▶ _What to work on_
Report how many lines of the listing below include the word "ffffff". Give nothing but the number.
• • •
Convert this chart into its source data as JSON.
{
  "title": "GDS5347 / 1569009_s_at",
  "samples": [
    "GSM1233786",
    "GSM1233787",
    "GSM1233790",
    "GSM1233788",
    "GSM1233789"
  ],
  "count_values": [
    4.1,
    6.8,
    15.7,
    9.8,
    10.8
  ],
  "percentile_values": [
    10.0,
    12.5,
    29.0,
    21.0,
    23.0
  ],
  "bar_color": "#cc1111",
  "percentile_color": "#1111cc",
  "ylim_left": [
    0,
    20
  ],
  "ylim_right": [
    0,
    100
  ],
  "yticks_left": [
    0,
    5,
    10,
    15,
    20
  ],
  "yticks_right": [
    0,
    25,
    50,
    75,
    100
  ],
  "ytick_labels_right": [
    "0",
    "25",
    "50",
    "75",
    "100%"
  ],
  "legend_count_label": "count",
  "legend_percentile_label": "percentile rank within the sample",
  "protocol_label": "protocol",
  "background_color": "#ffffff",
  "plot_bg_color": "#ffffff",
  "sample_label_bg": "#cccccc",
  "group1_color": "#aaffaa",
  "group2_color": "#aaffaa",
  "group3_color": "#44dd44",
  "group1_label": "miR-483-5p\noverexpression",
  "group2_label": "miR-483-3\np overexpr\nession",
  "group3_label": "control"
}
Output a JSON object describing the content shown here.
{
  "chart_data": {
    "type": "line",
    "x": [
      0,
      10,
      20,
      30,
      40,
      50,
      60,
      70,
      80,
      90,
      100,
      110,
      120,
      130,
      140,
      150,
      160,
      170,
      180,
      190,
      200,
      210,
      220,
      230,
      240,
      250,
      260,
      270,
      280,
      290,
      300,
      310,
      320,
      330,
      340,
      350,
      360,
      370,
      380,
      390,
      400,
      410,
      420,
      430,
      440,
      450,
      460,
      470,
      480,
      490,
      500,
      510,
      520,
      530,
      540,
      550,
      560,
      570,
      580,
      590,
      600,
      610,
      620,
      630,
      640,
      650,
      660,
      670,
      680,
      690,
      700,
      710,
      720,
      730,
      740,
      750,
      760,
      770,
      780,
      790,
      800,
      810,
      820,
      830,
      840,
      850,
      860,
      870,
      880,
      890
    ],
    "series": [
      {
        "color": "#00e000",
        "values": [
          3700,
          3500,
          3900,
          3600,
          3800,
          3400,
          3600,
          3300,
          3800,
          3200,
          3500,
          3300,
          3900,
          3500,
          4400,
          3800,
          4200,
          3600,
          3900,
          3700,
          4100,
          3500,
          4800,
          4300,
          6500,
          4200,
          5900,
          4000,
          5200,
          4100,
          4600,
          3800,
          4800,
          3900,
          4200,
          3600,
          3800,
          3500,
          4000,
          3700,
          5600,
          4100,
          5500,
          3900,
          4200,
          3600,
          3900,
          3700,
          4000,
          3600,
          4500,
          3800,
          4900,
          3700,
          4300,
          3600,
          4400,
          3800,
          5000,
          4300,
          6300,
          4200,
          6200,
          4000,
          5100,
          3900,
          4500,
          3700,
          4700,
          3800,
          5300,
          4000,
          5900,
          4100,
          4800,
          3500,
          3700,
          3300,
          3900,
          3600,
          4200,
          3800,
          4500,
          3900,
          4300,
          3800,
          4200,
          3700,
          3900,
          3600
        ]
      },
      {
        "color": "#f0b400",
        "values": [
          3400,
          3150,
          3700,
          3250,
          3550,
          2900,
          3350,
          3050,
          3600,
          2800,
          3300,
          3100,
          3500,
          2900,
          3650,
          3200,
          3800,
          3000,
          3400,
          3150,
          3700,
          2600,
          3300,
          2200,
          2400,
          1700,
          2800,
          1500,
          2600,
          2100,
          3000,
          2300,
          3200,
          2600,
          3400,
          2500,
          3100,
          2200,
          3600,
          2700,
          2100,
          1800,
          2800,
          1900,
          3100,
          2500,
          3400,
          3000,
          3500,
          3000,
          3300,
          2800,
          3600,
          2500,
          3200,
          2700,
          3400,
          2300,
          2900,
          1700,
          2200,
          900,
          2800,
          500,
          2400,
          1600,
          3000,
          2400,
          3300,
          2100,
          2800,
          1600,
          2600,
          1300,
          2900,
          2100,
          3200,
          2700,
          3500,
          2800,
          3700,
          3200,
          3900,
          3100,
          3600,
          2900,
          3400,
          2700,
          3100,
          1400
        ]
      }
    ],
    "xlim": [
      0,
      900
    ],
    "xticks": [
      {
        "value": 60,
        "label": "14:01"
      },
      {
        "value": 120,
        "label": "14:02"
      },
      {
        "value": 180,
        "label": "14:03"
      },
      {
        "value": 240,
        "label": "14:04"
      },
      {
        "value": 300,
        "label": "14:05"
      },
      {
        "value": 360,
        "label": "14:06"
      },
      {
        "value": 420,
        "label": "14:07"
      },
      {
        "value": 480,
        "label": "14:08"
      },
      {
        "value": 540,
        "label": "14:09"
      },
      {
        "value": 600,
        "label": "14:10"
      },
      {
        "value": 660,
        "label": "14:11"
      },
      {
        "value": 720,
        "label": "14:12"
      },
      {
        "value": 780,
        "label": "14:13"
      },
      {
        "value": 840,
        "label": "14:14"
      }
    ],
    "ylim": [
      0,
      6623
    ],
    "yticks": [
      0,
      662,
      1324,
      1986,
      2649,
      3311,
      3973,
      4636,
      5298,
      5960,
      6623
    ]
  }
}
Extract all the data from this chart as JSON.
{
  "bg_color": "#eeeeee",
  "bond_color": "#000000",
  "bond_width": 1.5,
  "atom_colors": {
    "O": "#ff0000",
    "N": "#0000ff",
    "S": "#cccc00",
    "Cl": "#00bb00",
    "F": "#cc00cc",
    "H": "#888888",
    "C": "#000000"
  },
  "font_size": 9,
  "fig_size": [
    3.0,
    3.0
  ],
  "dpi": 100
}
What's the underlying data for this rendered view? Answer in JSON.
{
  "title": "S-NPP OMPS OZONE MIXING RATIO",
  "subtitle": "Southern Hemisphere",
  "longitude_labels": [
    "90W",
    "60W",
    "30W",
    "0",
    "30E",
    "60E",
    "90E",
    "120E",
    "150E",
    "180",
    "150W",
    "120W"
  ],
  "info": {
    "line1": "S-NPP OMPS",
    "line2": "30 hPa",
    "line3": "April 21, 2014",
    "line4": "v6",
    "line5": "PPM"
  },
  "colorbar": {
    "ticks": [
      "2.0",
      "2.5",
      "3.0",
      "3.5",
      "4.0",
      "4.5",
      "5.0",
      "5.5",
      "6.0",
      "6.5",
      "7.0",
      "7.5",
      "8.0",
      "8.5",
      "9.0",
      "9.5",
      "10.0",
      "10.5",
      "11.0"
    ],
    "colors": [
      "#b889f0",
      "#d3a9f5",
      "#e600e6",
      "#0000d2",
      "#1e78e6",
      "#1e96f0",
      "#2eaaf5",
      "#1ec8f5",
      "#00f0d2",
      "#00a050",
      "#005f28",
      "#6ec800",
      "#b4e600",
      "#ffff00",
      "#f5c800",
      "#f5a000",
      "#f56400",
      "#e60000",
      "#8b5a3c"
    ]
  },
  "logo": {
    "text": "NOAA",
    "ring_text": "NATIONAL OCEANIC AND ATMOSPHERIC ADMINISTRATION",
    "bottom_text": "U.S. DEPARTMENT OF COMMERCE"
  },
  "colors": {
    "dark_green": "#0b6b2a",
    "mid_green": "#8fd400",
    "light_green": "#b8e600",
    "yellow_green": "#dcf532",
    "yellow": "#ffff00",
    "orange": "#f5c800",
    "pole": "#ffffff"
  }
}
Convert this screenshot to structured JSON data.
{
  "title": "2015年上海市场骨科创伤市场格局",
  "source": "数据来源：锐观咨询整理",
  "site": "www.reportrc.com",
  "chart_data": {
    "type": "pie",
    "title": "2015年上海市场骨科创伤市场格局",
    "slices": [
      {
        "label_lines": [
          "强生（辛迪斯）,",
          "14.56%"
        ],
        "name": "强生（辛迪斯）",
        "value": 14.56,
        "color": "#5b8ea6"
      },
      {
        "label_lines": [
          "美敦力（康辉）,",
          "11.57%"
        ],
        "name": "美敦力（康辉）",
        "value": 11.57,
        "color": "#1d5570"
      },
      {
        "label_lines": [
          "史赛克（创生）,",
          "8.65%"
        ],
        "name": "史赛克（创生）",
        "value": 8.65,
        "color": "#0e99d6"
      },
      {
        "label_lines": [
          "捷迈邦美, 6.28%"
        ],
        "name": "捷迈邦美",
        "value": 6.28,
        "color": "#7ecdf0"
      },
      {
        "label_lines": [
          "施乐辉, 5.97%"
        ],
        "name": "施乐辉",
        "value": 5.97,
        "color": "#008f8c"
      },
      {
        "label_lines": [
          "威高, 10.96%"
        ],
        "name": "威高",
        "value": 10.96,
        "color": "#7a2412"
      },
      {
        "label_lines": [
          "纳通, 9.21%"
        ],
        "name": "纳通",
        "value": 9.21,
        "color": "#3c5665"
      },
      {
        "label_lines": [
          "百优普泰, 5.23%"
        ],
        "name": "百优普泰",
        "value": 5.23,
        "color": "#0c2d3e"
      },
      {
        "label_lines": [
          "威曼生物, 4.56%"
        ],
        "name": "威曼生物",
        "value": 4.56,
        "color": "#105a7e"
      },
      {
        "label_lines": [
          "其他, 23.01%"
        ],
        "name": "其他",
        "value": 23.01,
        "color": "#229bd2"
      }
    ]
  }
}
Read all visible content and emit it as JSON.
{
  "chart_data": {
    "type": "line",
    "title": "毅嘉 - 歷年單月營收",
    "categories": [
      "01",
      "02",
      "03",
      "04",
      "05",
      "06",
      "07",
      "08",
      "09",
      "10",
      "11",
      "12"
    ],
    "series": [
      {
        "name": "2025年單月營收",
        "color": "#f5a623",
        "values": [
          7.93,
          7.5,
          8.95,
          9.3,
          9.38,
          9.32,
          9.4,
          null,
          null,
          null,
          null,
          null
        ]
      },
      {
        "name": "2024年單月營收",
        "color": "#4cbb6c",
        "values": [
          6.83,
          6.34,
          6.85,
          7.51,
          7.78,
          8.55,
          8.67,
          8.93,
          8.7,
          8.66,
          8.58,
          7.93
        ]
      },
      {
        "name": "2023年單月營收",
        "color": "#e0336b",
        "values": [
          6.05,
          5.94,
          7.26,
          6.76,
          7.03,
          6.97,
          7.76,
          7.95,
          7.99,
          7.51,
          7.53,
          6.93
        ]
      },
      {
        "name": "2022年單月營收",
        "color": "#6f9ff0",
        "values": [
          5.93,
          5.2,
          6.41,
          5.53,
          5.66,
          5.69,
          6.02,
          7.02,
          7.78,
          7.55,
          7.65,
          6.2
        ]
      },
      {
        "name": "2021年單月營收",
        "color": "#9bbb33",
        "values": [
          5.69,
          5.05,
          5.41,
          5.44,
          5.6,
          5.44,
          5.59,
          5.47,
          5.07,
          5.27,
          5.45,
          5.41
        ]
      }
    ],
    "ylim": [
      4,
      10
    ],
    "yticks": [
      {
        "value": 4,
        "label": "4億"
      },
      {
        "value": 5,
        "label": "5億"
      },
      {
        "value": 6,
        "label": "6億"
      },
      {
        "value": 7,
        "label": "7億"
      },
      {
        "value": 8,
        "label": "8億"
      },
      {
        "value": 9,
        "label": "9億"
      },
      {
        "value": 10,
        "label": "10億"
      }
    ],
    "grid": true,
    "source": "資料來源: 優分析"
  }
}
• • •
▶ _Solution below_
3